Quote the records beneath, complete and exact. Leave out images.

Begin Record excerpts

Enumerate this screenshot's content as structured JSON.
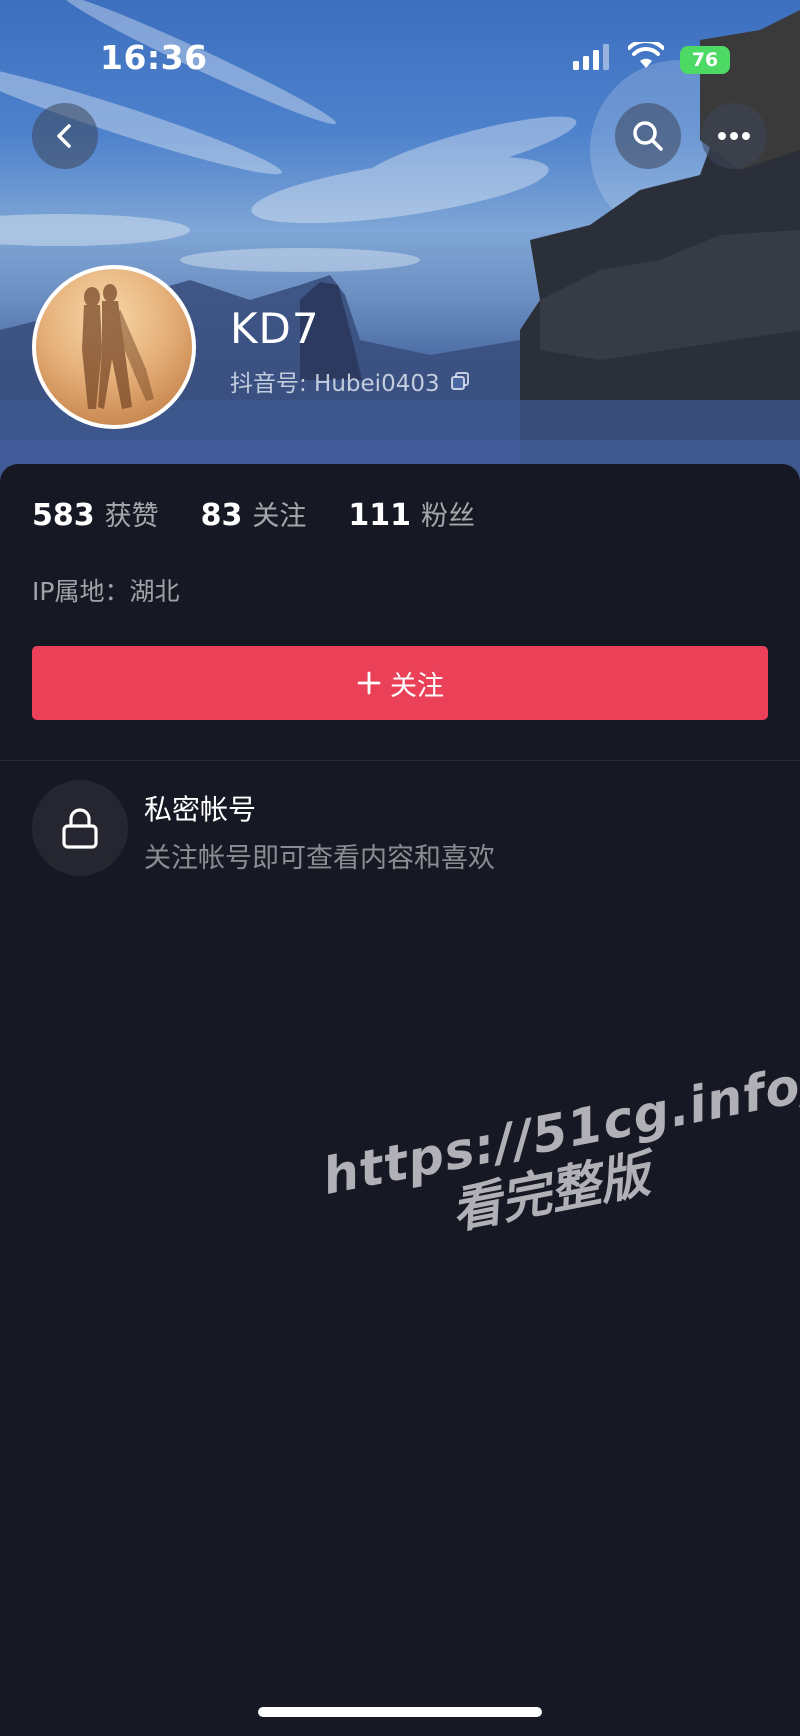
{
  "status_bar": {
    "time": "16:36",
    "battery": "76"
  },
  "header": {
    "back_icon": "chevron-left-icon",
    "search_icon": "search-icon",
    "more_icon": "more-horizontal-icon"
  },
  "profile": {
    "name": "KD7",
    "douyin_id_label": "抖音号: Hubei0403",
    "copy_icon": "copy-icon"
  },
  "stats": [
    {
      "value": "583",
      "label": "获赞"
    },
    {
      "value": "83",
      "label": "关注"
    },
    {
      "value": "111",
      "label": "粉丝"
    }
  ],
  "ip_location": "IP属地：湖北",
  "follow_button": {
    "icon": "plus-icon",
    "label": "关注",
    "color": "#ea4058"
  },
  "private_account": {
    "icon": "lock-icon",
    "title": "私密帐号",
    "subtitle": "关注帐号即可查看内容和喜欢"
  },
  "watermark": {
    "url": "https://51cg.info/",
    "cta": "看完整版"
  },
  "colors": {
    "background": "#161823",
    "accent": "#ea4058",
    "battery": "#4cd964"
  }
}
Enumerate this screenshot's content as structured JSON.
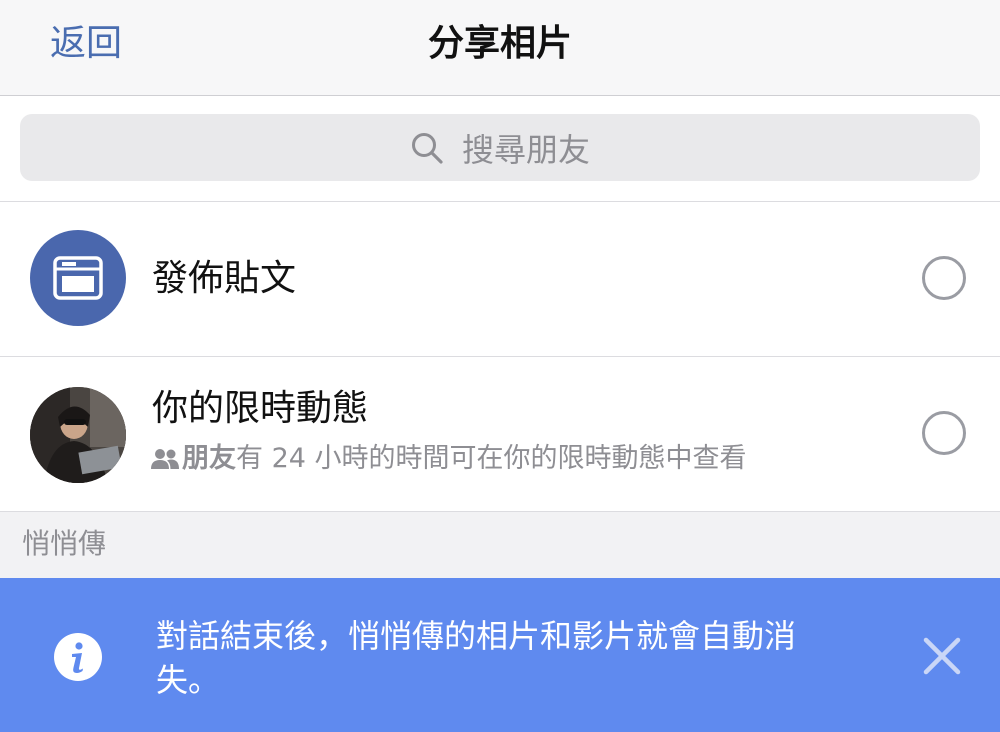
{
  "header": {
    "back_label": "返回",
    "title": "分享相片"
  },
  "search": {
    "placeholder": "搜尋朋友",
    "icon": "search-icon"
  },
  "options": [
    {
      "title": "發佈貼文",
      "icon": "post-icon"
    },
    {
      "title": "你的限時動態",
      "subtitle_bold": "朋友",
      "subtitle_rest": "有 24 小時的時間可在你的限時動態中查看",
      "icon": "friends-icon"
    }
  ],
  "section": {
    "label": "悄悄傳"
  },
  "banner": {
    "text": "對話結束後，悄悄傳的相片和影片就會自動消失。",
    "icon": "info-icon",
    "close_icon": "close-icon"
  },
  "colors": {
    "accent": "#4a6db0",
    "post_icon_bg": "#4a67ad",
    "banner_bg": "#5f8aef"
  }
}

End Record excerpts

> [Answer to the task]
Enumerate this screenshot's content as structured JSON.
{
  "status_bar": {
    "time": "16:36",
    "battery": "76"
  },
  "header": {
    "back_icon": "chevron-left-icon",
    "search_icon": "search-icon",
    "more_icon": "more-horizontal-icon"
  },
  "profile": {
    "name": "KD7",
    "douyin_id_label": "抖音号: Hubei0403",
    "copy_icon": "copy-icon"
  },
  "stats": [
    {
      "value": "583",
      "label": "获赞"
    },
    {
      "value": "83",
      "label": "关注"
    },
    {
      "value": "111",
      "label": "粉丝"
    }
  ],
  "ip_location": "IP属地：湖北",
  "follow_button": {
    "icon": "plus-icon",
    "label": "关注",
    "color": "#ea4058"
  },
  "private_account": {
    "icon": "lock-icon",
    "title": "私密帐号",
    "subtitle": "关注帐号即可查看内容和喜欢"
  },
  "watermark": {
    "url": "https://51cg.info/",
    "cta": "看完整版"
  },
  "colors": {
    "background": "#161823",
    "accent": "#ea4058",
    "battery": "#4cd964"
  }
}
Enumerate this screenshot's content as structured JSON.
{
  "header": {
    "back_label": "返回",
    "title": "分享相片"
  },
  "search": {
    "placeholder": "搜尋朋友",
    "icon": "search-icon"
  },
  "options": [
    {
      "title": "發佈貼文",
      "icon": "post-icon"
    },
    {
      "title": "你的限時動態",
      "subtitle_bold": "朋友",
      "subtitle_rest": "有 24 小時的時間可在你的限時動態中查看",
      "icon": "friends-icon"
    }
  ],
  "section": {
    "label": "悄悄傳"
  },
  "banner": {
    "text": "對話結束後，悄悄傳的相片和影片就會自動消失。",
    "icon": "info-icon",
    "close_icon": "close-icon"
  },
  "colors": {
    "accent": "#4a6db0",
    "post_icon_bg": "#4a67ad",
    "banner_bg": "#5f8aef"
  }
}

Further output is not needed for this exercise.